MATERIAL PROVIDED
/---
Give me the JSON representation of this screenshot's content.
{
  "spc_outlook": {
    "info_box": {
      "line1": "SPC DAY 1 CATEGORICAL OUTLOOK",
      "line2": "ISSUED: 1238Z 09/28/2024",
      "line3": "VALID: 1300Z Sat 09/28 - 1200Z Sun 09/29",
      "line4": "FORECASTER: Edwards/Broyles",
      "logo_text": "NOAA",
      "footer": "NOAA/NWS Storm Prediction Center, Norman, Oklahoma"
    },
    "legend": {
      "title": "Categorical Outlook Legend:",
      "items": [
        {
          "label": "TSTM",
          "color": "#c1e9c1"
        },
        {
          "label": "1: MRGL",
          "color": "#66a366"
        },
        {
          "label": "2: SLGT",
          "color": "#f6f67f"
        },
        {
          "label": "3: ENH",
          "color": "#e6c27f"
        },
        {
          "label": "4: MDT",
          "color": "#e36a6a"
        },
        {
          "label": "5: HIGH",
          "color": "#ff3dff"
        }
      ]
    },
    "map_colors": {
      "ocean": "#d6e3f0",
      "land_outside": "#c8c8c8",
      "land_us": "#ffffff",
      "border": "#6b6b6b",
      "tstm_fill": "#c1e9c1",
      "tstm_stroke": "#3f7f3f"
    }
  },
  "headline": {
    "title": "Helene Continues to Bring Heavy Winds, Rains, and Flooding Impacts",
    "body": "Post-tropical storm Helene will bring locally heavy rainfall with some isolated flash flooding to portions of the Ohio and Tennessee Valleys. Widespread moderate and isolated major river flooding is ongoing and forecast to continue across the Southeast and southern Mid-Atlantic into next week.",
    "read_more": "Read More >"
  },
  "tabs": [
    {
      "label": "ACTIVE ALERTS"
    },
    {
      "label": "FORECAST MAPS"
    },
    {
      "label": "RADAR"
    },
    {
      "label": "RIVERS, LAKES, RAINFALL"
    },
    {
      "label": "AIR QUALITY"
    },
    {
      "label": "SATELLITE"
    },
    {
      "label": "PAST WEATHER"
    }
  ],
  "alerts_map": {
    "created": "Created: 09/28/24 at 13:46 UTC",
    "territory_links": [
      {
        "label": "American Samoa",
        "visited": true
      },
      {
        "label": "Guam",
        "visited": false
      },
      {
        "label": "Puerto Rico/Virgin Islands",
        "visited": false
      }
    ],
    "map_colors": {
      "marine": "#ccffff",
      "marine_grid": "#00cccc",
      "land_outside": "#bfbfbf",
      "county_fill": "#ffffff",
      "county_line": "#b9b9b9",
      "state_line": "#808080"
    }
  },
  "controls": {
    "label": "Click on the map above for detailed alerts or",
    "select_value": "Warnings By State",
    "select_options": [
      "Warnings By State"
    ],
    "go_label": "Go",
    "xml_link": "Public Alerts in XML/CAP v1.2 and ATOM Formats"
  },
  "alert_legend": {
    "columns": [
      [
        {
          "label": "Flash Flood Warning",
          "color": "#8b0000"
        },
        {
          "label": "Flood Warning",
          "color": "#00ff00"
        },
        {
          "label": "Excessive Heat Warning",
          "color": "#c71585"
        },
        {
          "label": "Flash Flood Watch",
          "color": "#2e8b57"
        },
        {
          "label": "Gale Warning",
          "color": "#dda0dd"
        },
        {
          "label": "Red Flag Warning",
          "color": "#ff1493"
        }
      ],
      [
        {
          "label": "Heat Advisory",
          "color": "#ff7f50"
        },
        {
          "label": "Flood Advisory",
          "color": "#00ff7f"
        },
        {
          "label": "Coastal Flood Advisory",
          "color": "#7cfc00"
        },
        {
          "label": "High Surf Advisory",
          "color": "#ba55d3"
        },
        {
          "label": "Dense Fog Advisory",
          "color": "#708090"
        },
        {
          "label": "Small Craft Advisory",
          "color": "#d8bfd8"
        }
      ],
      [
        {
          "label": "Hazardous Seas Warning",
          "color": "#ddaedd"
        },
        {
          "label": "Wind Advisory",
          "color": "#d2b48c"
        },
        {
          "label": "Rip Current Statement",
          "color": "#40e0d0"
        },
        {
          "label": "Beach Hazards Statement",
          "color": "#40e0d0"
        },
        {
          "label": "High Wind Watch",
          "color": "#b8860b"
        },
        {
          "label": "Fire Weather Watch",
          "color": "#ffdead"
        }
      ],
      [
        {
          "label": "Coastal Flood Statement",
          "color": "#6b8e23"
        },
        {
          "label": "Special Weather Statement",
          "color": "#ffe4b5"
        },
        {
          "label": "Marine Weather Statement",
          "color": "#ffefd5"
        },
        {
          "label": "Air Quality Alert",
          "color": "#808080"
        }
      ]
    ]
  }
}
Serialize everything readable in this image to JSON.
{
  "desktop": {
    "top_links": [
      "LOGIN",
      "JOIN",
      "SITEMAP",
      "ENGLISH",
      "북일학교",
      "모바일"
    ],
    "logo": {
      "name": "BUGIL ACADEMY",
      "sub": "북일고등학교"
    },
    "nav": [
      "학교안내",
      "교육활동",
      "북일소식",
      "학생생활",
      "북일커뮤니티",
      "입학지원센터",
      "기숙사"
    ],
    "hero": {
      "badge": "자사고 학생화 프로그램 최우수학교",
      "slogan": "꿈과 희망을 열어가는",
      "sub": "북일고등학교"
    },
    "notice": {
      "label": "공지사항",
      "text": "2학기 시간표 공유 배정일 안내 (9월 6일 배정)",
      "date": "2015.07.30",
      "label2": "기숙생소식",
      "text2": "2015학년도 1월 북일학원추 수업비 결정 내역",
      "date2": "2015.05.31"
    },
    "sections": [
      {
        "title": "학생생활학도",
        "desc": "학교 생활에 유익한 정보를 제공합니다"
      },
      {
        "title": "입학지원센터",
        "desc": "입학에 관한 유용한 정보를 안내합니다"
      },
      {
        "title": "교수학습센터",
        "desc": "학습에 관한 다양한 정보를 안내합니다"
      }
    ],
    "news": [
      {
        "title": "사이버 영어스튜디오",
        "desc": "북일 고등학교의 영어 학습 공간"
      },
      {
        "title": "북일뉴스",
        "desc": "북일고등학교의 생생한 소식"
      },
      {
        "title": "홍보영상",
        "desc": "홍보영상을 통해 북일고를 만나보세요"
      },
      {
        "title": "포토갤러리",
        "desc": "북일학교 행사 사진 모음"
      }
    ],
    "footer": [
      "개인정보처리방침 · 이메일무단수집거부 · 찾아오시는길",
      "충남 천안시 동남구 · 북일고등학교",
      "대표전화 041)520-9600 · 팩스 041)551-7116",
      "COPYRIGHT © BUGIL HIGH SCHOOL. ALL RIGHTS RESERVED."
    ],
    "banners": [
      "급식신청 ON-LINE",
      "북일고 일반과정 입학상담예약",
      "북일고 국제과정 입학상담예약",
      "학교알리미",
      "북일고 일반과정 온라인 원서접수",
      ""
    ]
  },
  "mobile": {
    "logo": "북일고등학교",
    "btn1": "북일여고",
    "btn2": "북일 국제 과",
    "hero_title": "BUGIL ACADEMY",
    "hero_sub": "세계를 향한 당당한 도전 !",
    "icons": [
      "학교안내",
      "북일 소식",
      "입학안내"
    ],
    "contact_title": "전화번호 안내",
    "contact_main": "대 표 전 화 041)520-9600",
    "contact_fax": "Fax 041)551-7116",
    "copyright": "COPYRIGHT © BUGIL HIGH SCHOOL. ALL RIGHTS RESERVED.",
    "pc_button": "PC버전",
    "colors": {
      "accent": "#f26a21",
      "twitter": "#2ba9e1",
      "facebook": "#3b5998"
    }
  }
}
\---
TASK TO CARRY OUT
Look through the material above and pick out each line holding the word "JSON".

RESPONSE FOR THIS EXERCISE
Give me the JSON representation of this screenshot's content.
Serialize everything readable in this image to JSON.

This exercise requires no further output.